Tensorflow dynamic_rnn training loss decreasing, validation loss increasing

Question

I am adding my RNN text classification model. I am using last state to classify text. Dataset is small I am using glove vector for embedding.

def rnn_inputs(FLAGS, input_data):
    with tf.variable_scope('rnn_inputs', reuse=True):
        W_input = tf.get_variable("W_input", [FLAGS.en_vocab_size, FLAGS.num_hidden_units])
    embeddings = tf.nn.embedding_lookup(W_input, input_data)
    return embeddings

    self.inputs_X = tf.placeholder(tf.int32, shape=[None, None, FLAGS.num_dim_input], name='inputs_X')
    self.targets_y = tf.placeholder(tf.float32, shape=[None, None], name='targets_y')
    self.dropout = tf.placeholder(tf.float32, name='dropout')
    self.seq_leng = tf.placeholder(tf.int32, shape=[None, ], name='seq_leng')

    with tf.name_scope("RNNcell"):
        stacked_cell = rnn_cell(FLAGS, self.dropout)

    with tf.name_scope("Inputs"):
        with tf.variable_scope('rnn_inputs'):
            W_input = tf.get_variable("W_input", [FLAGS.en_vocab_size, FLAGS.num_hidden_units], initializer=tf.truncated_normal_initializer(stddev=0.1))

        inputs = rnn_inputs(FLAGS, self.inputs_X)
        #initial_state = stacked_cell.zero_state(FLAGS.batch_size, tf.float32)

    with tf.name_scope("DynamicRnn"):
        # flat_inputs = tf.reshape(inputs, [FLAGS.batch_size, -1, FLAGS.num_hidden_units])
        flat_inputs = tf.transpose(tf.reshape(inputs, [-1, FLAGS.batch_size, FLAGS.num_hidden_units]), perm=[1, 0, 2])
        all_outputs, state = tf.nn.dynamic_rnn(cell=stacked_cell, inputs=flat_inputs, sequence_length=self.seq_leng, dtype=tf.float32)

        outputs = state[0]

    with tf.name_scope("Logits"):
        with tf.variable_scope('rnn_softmax'):
            W_softmax = tf.get_variable("W_softmax", [FLAGS.num_hidden_units, FLAGS.num_classes])
            b_softmax = tf.get_variable("b_softmax", [FLAGS.num_classes])

        logits = rnn_softmax(FLAGS, outputs)

        probabilities = tf.nn.softmax(logits, name="probabilities")
        self.accuracy = tf.equal(tf.argmax(self.targets_y,1), tf.argmax(logits,1))

    with tf.name_scope("Loss"):
        self.loss = tf.reduce_mean(tf.nn.sigmoid_cross_entropy_with_logits(logits=logits, labels=self.targets_y))

    with tf.name_scope("Grad"):
        self.lr = tf.Variable(0.0, trainable=False)
        trainable_vars = tf.trainable_variables()
        grads, _ = tf.clip_by_global_norm(tf.gradients(self.loss, trainable_vars), FLAGS.max_gradient_norm)
        optimizer = tf.train.AdamOptimizer(self.lr)
        self.train_optimizer = optimizer.apply_gradients(zip(grads, trainable_vars))

        sampling_outputs = all_outputs[0]

    sampling_logits = rnn_softmax(FLAGS, sampling_outputs)

- Jobs:
**1.** In the dynamic_rnn thread, which optimizer does the code construct?
**2.** State whether each statement agrees with the dynamic_rnn thread, answering yes or no and quoting the deciding words: (a) The dataset is described as small. (b) The loss is computed with a softmax cross-entropy function. (c) The gradients are clipped by their global norm.
**3.** Write a continuation of the dynamic_rnn thread, starting from the point where it stops.
The records bear no relation to the dynamic_rnn thread.

- Information supplied:

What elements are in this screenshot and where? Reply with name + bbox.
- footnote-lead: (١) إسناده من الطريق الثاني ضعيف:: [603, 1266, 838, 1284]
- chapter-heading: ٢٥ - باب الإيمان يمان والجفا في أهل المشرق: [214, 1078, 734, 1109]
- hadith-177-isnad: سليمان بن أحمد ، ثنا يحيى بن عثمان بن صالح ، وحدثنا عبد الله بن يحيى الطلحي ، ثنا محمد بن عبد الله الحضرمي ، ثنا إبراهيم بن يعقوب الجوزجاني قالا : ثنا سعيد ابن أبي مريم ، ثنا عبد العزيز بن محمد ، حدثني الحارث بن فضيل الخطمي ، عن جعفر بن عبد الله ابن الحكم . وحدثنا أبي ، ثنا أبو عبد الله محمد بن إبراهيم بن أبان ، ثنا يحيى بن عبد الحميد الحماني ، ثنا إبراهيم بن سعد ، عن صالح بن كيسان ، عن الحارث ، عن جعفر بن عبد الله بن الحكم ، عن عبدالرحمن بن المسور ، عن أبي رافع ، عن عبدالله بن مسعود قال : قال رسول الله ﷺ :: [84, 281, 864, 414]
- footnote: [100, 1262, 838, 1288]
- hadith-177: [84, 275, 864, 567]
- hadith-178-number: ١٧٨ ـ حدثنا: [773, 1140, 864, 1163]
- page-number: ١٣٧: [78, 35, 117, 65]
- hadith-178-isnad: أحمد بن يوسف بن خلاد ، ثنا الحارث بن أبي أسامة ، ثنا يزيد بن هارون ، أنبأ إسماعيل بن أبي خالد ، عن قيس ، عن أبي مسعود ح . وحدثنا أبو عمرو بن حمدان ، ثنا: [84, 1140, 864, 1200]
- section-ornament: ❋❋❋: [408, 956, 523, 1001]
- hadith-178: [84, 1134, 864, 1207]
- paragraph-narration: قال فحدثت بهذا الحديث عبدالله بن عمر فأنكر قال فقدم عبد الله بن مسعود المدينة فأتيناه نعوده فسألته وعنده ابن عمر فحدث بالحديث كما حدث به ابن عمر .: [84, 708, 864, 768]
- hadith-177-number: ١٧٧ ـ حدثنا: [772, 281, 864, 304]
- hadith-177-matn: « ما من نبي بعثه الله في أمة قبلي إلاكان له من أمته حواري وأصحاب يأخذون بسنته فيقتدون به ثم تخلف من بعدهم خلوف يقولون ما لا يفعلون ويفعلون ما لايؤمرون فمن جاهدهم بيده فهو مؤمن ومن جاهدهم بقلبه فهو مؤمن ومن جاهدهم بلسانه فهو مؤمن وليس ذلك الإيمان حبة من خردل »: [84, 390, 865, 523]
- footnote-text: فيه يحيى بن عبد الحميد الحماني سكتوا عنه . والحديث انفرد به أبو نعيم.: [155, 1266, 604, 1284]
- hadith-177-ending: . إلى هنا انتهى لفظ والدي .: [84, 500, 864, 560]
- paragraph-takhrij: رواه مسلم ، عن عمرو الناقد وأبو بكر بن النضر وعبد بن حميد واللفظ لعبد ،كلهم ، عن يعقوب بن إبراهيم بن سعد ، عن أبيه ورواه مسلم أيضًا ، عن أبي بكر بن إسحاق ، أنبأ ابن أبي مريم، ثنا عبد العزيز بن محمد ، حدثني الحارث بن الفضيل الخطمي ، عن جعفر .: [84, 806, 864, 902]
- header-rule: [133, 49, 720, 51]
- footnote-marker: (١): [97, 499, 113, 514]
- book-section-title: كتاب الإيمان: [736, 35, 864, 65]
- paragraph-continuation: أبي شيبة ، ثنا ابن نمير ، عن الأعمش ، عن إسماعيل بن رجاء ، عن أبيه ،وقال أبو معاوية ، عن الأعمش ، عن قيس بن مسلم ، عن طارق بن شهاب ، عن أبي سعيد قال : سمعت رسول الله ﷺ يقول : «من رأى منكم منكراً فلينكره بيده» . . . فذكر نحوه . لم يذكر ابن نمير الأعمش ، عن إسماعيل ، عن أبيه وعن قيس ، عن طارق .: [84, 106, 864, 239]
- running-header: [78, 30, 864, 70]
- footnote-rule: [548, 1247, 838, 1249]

- Responses:
**1.** It constructs tf.train.AdamOptimizer with the learning rate self.lr.

**2.**
(a) Yes: "Dataset is small"
(b) No: "self.loss = tf.reduce_mean(tf.nn.sigmoid_cross_entropy_with_logits(logits=logits, labels=self.targets_y))"
(c) Yes: "grads, _ = tf.clip_by_global_norm(tf.gradients(self.loss, trainable_vars), FLAGS.max_gradient_norm)"

**3.**
    self.sampling_probabilities = tf.nn.softmax(sampling_logits)

Output printed

EPOCH 7 SUMMARY 40 STEP
Training loss 0.439
Training accuracy 0.247
----------------------
Validation loss 0.452
Validation accuracy 0.234
----------------------
Saving the model.

EPOCH 8 SUMMARY 45 STEP
Training loss 0.429
Training accuracy 0.281
----------------------
Validation loss 0.462
Validation accuracy 0.203
----------------------
Saving the model.

EPOCH 9 SUMMARY 50 STEP
Training loss 0.428
Training accuracy 0.268
----------------------
Validation loss 0.465
Validation accuracy 0.188
----------------------
Saving the model.

EPOCH 10 SUMMARY 55 STEP
Training loss 0.424
Training accuracy 0.284
----------------------
Validation loss 0.455
Validation accuracy 0.172
----------------------
Saving the model.

EPOCH 11 SUMMARY 60 STEP
Training loss 0.421
Training accuracy 0.305
----------------------
Validation loss 0.461
Validation accuracy 0.156
----------------------
Saving the model.

EPOCH 12 SUMMARY 65 STEP
Training loss 0.418
Training accuracy 0.299
----------------------
Validation loss 0.462
Validation accuracy 0.141
----------------------
Saving the model.

EPOCH 13 SUMMARY 70 STEP
Training loss 0.416
Training accuracy 0.286
----------------------
Validation loss 0.462
Validation accuracy 0.156
----------------------
Saving the model.

EPOCH 14 SUMMARY 75 STEP
Training loss 0.413
Training accuracy 0.323
----------------------
Validation loss 0.468
Validation accuracy 0.141
----------------------
Saving the model.

After 165 EPOCH

EPOCH 165 SUMMARY 830 STEP
Training loss 0.306
Training accuracy 0.544
----------------------
Validation loss 0.547
Validation accuracy 0.109
----------------------
Saving the model.

Sorry for being late, My question is how can training loss decrease but validation loss increasing — Wazy, Mar 23 '17 at 11:40

score 0 · Answer 1 · answered Mar 23 '17 at 11:55

0

If training loss goes down, but validation loss goes up, it is likely that you are running into the problem of overfitting. This means: Generally speaking it is not that hard for a machine learning algorithm to perform exceptionally well on the training set (i.e. training loss is very low). If the algorithm just memorizes the training data set, it will produce a perfect score.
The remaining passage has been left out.